#### The task:
Write each record again exactly as it stands.

#### Extracted data:
════════════════════

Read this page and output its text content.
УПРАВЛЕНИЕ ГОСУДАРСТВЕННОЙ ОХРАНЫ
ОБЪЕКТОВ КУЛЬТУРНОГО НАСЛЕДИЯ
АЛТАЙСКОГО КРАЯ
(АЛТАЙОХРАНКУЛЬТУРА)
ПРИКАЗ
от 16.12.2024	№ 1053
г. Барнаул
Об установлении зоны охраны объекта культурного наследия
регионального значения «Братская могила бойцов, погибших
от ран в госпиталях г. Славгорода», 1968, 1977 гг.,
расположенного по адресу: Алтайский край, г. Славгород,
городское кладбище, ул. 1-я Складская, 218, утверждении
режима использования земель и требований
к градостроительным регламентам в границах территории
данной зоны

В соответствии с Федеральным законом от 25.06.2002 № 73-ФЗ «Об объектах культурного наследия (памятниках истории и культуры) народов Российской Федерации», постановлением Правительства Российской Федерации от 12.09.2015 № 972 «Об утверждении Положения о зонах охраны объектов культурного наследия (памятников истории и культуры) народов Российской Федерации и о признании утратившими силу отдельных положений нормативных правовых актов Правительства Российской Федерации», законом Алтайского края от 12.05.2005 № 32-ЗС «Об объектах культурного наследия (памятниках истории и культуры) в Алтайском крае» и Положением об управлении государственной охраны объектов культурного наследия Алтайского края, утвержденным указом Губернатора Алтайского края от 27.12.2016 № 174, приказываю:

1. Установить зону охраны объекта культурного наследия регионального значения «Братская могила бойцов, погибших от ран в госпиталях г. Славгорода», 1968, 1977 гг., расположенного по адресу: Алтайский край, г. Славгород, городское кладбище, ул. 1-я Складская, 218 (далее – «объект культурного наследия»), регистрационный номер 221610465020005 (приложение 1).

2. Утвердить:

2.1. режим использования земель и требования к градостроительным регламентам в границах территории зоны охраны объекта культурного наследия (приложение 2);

════════════════════

#### Result of the task:
Read this page and output its text content.
УПРАВЛЕНИЕ ГОСУДАРСТВЕННОЙ ОХРАНЫ
ОБЪЕКТОВ КУЛЬТУРНОГО НАСЛЕДИЯ
АЛТАЙСКОГО КРАЯ
(АЛТАЙОХРАНКУЛЬТУРА)
ПРИКАЗ
от 16.12.2024	№ 1053
г. Барнаул
Об установлении зоны охраны объекта культурного наследия
регионального значения «Братская могила бойцов, погибших
от ран в госпиталях г. Славгорода», 1968, 1977 гг.,
расположенного по адресу: Алтайский край, г. Славгород,
городское кладбище, ул. 1-я Складская, 218, утверждении
режима использования земель и требований
к градостроительным регламентам в границах территории
данной зоны

В соответствии с Федеральным законом от 25.06.2002 № 73-ФЗ «Об объектах культурного наследия (памятниках истории и культуры) народов Российской Федерации», постановлением Правительства Российской Федерации от 12.09.2015 № 972 «Об утверждении Положения о зонах охраны объектов культурного наследия (памятников истории и культуры) народов Российской Федерации и о признании утратившими силу отдельных положений нормативных правовых актов Правительства Российской Федерации», законом Алтайского края от 12.05.2005 № 32-ЗС «Об объектах культурного наследия (памятниках истории и культуры) в Алтайском крае» и Положением об управлении государственной охраны объектов культурного наследия Алтайского края, утвержденным указом Губернатора Алтайского края от 27.12.2016 № 174, приказываю:

1. Установить зону охраны объекта культурного наследия регионального значения «Братская могила бойцов, погибших от ран в госпиталях г. Славгорода», 1968, 1977 гг., расположенного по адресу: Алтайский край, г. Славгород, городское кладбище, ул. 1-я Складская, 218 (далее – «объект культурного наследия»), регистрационный номер 221610465020005 (приложение 1).

2. Утвердить:

2.1. режим использования земель и требования к градостроительным регламентам в границах территории зоны охраны объекта культурного наследия (приложение 2);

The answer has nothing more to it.